**PROBLEM**
Omit every image, and transcribe the remaining entries exactly as given.

**DATA SECTION**
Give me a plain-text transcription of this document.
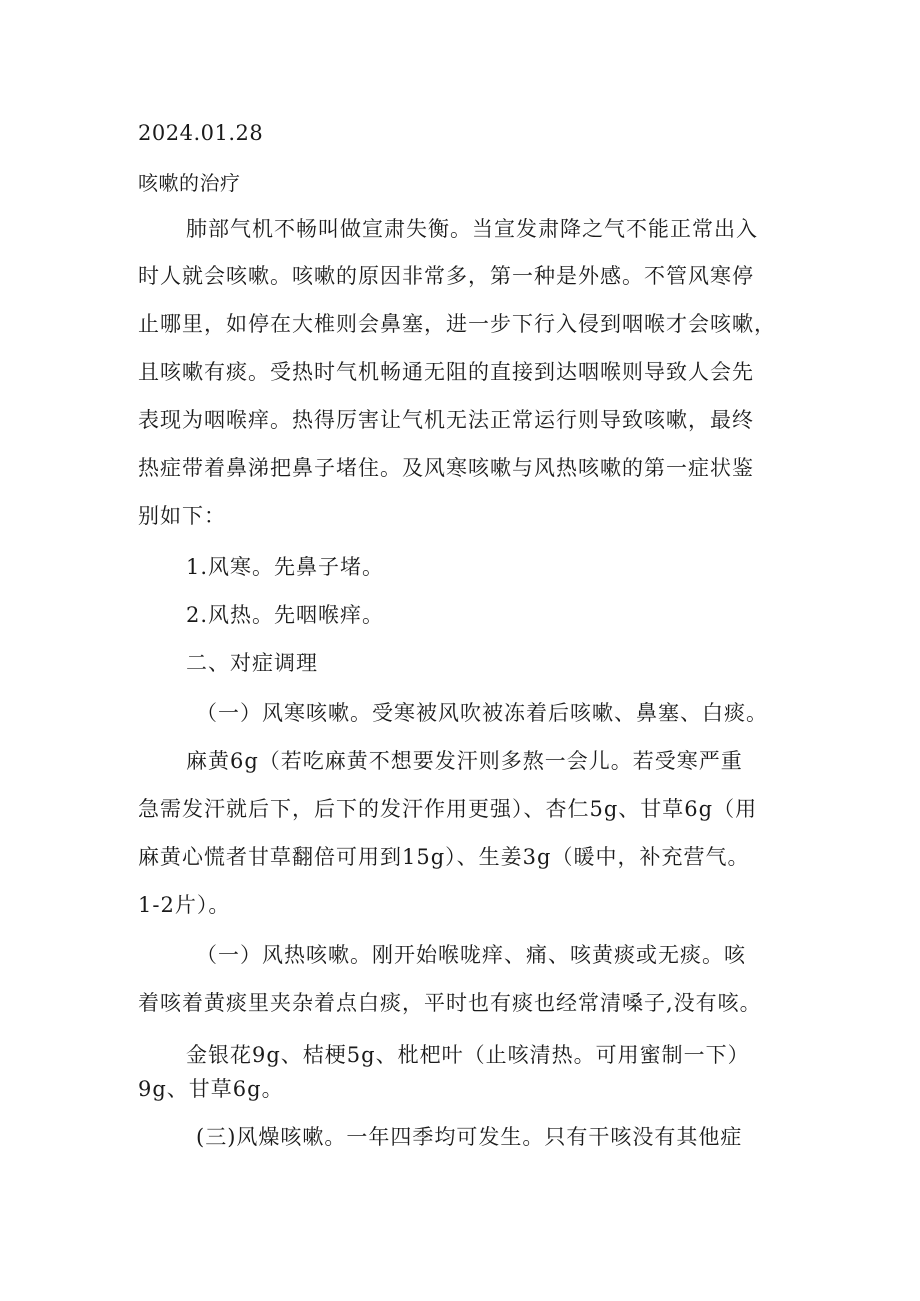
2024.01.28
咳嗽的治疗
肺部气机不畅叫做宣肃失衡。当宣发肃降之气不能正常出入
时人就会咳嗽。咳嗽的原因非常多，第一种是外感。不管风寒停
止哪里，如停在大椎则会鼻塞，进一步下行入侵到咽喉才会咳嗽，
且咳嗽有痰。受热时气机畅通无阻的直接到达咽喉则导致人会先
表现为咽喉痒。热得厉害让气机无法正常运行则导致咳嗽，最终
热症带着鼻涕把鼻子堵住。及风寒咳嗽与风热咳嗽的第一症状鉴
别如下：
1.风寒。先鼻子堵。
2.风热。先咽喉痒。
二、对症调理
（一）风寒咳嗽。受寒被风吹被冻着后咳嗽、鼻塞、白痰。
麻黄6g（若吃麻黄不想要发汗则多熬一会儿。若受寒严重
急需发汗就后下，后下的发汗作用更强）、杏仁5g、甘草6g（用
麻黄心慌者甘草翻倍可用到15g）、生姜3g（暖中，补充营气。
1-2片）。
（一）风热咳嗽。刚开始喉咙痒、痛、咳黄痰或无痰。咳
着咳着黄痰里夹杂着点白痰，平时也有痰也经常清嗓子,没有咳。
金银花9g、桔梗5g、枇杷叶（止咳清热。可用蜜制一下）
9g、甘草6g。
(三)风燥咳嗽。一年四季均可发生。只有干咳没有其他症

**FULL SOLUTION**
Give me a plain-text transcription of this document.
2024.01.28
咳嗽的治疗
肺部气机不畅叫做宣肃失衡。当宣发肃降之气不能正常出入
时人就会咳嗽。咳嗽的原因非常多，第一种是外感。不管风寒停
止哪里，如停在大椎则会鼻塞，进一步下行入侵到咽喉才会咳嗽，
且咳嗽有痰。受热时气机畅通无阻的直接到达咽喉则导致人会先
表现为咽喉痒。热得厉害让气机无法正常运行则导致咳嗽，最终
热症带着鼻涕把鼻子堵住。及风寒咳嗽与风热咳嗽的第一症状鉴
别如下：
1.风寒。先鼻子堵。
2.风热。先咽喉痒。
二、对症调理
（一）风寒咳嗽。受寒被风吹被冻着后咳嗽、鼻塞、白痰。
麻黄6g（若吃麻黄不想要发汗则多熬一会儿。若受寒严重
急需发汗就后下，后下的发汗作用更强）、杏仁5g、甘草6g（用
麻黄心慌者甘草翻倍可用到15g）、生姜3g（暖中，补充营气。
1-2片）。
（一）风热咳嗽。刚开始喉咙痒、痛、咳黄痰或无痰。咳
着咳着黄痰里夹杂着点白痰，平时也有痰也经常清嗓子,没有咳。
金银花9g、桔梗5g、枇杷叶（止咳清热。可用蜜制一下）
9g、甘草6g。
(三)风燥咳嗽。一年四季均可发生。只有干咳没有其他症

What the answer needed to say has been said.